EXERCISE INSTRUCTIONS |
Where a line below holds the string "Marginally", copy that line.

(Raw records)
============
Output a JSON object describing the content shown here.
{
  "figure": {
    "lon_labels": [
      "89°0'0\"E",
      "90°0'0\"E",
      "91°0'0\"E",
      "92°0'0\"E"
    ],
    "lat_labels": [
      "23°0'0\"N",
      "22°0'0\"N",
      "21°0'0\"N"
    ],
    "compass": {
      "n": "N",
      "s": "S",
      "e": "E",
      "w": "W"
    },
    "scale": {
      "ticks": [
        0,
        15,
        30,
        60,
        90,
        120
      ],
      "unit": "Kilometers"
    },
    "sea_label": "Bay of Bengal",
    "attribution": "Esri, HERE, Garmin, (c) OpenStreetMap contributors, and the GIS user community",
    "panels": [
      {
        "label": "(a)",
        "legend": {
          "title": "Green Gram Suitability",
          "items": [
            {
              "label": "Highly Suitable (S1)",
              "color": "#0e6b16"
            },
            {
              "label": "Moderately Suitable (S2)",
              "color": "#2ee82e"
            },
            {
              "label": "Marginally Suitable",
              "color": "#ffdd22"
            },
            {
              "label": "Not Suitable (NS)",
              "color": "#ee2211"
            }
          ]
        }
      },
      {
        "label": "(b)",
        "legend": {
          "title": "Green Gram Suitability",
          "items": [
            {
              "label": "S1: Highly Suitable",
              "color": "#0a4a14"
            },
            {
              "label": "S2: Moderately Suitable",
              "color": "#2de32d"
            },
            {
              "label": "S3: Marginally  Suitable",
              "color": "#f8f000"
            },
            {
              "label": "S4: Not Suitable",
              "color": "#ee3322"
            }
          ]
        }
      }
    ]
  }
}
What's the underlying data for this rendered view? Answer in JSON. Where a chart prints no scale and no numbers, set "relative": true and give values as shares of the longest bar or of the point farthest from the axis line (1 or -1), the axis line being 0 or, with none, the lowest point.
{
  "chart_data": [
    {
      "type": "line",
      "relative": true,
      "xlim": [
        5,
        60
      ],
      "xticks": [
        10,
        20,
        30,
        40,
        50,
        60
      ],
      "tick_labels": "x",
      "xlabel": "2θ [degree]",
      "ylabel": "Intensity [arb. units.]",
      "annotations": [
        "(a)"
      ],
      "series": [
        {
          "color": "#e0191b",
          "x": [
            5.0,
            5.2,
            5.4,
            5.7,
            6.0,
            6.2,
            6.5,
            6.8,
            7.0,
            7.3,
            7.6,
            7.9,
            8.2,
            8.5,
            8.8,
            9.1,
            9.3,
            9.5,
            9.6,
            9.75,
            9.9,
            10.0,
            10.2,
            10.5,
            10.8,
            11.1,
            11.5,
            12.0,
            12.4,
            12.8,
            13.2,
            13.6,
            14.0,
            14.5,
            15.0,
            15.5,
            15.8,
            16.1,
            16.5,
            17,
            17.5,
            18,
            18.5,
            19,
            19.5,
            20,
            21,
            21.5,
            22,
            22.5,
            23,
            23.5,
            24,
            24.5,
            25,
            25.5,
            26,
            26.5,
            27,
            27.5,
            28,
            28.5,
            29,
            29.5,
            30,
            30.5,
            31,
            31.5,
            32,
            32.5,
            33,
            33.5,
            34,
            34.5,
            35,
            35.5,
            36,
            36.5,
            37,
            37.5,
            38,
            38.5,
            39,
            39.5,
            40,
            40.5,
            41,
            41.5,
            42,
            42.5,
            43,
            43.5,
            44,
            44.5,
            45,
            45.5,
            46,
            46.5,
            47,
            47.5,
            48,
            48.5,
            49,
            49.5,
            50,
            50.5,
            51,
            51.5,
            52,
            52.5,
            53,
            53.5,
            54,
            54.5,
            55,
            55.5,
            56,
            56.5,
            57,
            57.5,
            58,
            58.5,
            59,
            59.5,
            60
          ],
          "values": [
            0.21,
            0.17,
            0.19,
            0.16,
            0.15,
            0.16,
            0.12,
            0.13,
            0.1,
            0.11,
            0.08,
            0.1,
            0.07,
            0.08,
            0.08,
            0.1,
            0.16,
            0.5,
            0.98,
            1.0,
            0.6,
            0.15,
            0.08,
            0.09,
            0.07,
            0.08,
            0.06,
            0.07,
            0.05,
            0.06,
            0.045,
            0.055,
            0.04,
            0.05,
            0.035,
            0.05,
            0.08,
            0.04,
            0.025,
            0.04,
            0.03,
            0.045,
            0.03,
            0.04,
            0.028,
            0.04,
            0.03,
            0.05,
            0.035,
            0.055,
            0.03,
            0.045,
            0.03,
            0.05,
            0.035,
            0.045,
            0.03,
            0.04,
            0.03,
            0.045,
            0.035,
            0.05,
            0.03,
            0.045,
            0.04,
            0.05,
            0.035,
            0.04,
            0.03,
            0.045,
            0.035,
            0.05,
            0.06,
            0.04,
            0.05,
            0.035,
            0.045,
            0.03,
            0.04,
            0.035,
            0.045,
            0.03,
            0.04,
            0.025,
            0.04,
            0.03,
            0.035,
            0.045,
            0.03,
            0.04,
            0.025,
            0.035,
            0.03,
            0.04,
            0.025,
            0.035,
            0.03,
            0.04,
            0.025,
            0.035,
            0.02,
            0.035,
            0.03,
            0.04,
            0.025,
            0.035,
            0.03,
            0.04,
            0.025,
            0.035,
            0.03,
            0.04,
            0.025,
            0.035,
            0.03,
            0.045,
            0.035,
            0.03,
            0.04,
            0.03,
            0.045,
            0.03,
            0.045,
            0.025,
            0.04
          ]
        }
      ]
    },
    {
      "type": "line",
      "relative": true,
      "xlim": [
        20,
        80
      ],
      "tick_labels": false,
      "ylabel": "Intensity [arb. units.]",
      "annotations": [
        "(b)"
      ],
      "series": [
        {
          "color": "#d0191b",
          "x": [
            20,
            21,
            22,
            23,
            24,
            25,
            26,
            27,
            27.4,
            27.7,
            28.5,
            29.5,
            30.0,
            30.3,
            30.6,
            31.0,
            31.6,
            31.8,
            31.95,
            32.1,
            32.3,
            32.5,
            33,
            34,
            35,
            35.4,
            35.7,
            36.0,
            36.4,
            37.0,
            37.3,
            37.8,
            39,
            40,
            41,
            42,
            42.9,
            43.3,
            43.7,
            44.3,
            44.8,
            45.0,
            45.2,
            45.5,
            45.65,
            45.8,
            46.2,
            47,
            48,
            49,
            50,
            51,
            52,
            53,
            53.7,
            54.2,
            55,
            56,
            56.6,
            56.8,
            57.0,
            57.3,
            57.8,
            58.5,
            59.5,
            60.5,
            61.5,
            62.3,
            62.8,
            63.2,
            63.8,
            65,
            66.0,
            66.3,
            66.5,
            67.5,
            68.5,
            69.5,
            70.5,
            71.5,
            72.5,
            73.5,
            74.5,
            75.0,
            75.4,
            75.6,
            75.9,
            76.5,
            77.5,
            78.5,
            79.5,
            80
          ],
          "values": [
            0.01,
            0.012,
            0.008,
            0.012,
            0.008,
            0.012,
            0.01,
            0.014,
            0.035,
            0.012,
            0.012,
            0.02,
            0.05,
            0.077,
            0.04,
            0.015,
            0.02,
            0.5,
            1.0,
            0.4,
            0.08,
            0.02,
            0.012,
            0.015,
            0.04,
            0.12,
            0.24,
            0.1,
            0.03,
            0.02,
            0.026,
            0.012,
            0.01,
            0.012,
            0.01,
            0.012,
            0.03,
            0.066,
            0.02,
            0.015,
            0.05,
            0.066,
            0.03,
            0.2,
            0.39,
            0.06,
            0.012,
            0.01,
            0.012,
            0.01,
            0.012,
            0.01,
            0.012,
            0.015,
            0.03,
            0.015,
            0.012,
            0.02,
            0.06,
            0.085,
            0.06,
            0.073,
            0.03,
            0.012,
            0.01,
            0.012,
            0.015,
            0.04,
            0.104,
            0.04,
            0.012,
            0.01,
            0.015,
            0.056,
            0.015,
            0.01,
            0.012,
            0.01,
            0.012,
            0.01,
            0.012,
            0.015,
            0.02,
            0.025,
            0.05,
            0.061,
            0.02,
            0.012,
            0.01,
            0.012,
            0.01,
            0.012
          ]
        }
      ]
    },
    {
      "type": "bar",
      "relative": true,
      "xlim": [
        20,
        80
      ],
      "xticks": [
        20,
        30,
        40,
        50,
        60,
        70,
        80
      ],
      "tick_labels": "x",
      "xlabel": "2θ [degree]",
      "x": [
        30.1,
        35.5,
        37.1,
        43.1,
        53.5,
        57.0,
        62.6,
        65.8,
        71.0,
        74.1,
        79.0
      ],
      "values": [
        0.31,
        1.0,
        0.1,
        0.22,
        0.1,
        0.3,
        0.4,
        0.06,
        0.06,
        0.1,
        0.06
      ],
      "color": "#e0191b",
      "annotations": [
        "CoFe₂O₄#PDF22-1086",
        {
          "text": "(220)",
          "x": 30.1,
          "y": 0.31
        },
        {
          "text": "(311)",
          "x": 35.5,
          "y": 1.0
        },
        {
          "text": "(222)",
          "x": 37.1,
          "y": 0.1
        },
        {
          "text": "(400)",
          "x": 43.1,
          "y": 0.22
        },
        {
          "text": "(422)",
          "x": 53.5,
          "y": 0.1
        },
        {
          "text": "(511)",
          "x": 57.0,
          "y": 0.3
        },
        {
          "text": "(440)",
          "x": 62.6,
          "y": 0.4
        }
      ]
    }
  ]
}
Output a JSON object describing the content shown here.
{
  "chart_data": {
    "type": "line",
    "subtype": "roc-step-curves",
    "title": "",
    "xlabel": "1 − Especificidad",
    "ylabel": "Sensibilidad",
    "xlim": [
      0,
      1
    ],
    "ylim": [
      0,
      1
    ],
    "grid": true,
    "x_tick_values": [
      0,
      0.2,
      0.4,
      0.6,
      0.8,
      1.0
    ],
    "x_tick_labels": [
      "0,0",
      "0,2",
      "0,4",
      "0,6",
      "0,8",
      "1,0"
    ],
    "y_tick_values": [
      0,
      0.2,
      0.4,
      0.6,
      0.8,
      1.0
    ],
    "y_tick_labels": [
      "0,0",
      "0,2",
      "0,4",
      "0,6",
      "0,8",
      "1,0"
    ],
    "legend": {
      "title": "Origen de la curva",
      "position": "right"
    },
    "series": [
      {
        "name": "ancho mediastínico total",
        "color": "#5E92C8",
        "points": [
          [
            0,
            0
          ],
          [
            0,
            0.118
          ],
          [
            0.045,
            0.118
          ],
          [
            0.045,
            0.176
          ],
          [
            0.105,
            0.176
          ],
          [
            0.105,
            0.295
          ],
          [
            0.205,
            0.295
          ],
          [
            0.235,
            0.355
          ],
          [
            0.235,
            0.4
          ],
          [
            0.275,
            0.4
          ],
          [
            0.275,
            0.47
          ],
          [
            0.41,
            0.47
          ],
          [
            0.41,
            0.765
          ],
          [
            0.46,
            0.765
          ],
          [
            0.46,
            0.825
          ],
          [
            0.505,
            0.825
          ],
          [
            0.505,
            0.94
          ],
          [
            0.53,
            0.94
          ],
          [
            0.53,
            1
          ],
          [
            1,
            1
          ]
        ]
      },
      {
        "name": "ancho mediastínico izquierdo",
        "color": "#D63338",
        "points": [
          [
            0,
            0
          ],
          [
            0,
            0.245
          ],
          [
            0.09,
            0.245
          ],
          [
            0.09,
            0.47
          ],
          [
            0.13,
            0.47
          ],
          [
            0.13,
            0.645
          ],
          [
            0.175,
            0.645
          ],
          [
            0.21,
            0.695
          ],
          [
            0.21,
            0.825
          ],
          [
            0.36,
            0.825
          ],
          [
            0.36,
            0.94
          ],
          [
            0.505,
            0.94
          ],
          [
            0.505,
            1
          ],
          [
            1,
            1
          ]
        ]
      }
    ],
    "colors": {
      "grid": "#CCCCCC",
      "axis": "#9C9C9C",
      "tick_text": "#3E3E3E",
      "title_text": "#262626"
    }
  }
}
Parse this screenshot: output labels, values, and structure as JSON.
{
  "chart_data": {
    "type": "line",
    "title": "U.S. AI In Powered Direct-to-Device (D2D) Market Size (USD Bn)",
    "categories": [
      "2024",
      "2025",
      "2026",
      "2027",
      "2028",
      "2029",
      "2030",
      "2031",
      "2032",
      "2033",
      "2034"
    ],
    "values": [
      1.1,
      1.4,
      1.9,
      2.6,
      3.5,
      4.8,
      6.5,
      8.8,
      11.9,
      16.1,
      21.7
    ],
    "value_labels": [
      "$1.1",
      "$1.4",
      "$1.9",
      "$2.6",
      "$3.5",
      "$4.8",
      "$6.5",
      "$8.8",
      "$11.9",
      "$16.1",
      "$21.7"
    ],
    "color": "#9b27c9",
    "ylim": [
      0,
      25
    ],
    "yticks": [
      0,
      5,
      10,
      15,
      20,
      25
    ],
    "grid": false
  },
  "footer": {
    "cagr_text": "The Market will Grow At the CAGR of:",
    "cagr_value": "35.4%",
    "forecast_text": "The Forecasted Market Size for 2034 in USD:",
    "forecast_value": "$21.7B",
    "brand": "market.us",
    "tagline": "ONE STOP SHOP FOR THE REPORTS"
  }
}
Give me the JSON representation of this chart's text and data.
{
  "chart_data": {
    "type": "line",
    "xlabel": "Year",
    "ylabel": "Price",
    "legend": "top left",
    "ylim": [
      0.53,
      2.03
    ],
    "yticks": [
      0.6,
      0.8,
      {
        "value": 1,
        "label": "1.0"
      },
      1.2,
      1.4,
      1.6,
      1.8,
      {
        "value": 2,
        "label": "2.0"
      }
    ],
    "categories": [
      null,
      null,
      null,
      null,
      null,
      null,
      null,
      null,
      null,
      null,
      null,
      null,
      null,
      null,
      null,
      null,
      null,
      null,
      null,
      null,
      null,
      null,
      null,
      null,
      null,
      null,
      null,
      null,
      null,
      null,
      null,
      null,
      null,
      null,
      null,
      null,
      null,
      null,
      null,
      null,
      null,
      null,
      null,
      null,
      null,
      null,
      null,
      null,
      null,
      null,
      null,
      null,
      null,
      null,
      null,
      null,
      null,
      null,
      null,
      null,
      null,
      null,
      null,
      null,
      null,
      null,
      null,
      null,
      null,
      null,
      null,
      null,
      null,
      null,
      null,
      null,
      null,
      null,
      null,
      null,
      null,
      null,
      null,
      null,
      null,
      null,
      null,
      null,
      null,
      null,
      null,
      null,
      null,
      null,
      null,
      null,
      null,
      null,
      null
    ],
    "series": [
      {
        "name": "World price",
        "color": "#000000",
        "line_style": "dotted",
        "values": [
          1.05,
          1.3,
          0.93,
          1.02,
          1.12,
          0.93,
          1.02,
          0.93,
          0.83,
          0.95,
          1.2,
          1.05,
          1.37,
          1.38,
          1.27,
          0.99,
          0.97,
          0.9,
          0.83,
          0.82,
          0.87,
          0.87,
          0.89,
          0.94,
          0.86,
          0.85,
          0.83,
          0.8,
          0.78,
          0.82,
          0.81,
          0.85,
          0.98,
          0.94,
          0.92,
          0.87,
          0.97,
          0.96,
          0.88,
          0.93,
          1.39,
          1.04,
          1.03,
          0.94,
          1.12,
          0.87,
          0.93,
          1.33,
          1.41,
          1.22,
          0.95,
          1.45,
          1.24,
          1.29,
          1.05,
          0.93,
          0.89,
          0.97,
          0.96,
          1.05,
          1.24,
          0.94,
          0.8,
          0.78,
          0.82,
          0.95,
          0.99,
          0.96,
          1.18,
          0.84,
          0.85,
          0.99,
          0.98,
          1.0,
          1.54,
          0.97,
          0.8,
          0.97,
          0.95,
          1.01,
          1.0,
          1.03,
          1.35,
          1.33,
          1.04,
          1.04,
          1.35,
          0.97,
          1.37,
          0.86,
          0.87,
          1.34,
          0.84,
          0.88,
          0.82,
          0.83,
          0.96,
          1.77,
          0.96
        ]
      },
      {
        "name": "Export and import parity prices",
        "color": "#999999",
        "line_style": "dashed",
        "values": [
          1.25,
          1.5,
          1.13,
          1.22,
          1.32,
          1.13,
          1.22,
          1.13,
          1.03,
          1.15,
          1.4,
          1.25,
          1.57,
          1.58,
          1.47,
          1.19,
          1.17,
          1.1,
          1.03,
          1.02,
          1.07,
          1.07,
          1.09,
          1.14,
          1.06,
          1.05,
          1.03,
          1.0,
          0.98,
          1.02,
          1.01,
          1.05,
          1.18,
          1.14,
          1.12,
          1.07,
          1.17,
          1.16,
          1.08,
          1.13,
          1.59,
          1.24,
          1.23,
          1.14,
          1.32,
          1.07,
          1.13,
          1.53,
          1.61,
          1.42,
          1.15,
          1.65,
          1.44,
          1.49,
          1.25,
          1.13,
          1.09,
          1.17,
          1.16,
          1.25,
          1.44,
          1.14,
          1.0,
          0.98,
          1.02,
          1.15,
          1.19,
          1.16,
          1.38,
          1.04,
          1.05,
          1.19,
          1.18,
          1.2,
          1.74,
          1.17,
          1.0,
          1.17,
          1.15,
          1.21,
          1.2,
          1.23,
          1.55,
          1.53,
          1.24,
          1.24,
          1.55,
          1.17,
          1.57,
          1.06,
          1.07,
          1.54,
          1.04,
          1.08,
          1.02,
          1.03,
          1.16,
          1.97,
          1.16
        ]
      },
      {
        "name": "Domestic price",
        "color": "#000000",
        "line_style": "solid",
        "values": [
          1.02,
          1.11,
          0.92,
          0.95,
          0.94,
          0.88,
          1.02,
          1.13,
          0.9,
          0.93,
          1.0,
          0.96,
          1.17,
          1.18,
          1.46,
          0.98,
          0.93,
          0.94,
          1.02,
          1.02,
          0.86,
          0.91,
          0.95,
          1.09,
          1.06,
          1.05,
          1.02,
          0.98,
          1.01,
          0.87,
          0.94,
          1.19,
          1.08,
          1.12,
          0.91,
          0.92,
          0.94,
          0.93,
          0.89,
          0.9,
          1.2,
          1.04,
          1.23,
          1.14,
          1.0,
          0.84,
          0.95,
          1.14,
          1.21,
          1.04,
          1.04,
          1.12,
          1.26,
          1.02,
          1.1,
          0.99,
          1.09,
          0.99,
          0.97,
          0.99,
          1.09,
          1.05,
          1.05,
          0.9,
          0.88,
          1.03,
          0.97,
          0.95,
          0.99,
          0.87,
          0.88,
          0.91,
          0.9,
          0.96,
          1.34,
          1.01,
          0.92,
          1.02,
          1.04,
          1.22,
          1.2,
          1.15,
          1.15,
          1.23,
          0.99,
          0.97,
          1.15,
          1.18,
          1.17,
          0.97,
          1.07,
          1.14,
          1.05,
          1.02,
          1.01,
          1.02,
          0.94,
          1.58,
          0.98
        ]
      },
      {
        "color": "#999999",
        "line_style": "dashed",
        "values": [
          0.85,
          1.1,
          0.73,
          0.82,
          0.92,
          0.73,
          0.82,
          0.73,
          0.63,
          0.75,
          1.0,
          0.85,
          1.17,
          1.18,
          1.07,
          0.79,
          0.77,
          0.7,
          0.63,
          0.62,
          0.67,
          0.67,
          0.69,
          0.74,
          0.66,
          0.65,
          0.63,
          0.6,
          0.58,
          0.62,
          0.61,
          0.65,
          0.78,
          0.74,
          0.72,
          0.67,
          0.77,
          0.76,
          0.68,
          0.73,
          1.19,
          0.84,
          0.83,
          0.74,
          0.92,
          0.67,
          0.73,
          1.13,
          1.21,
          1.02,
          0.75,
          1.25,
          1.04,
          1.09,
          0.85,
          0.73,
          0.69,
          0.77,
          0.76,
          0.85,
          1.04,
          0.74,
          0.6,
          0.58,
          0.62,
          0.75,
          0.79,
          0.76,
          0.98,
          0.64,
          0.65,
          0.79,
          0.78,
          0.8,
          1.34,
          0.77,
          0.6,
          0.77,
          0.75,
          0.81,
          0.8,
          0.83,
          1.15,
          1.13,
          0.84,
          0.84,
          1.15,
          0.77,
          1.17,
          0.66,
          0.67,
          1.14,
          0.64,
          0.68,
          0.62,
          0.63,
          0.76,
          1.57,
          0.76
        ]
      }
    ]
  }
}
============
WRITTEN RESPONSE |
              "label": "Marginally Suitable",
              "label": "S3: Marginally  Suitable",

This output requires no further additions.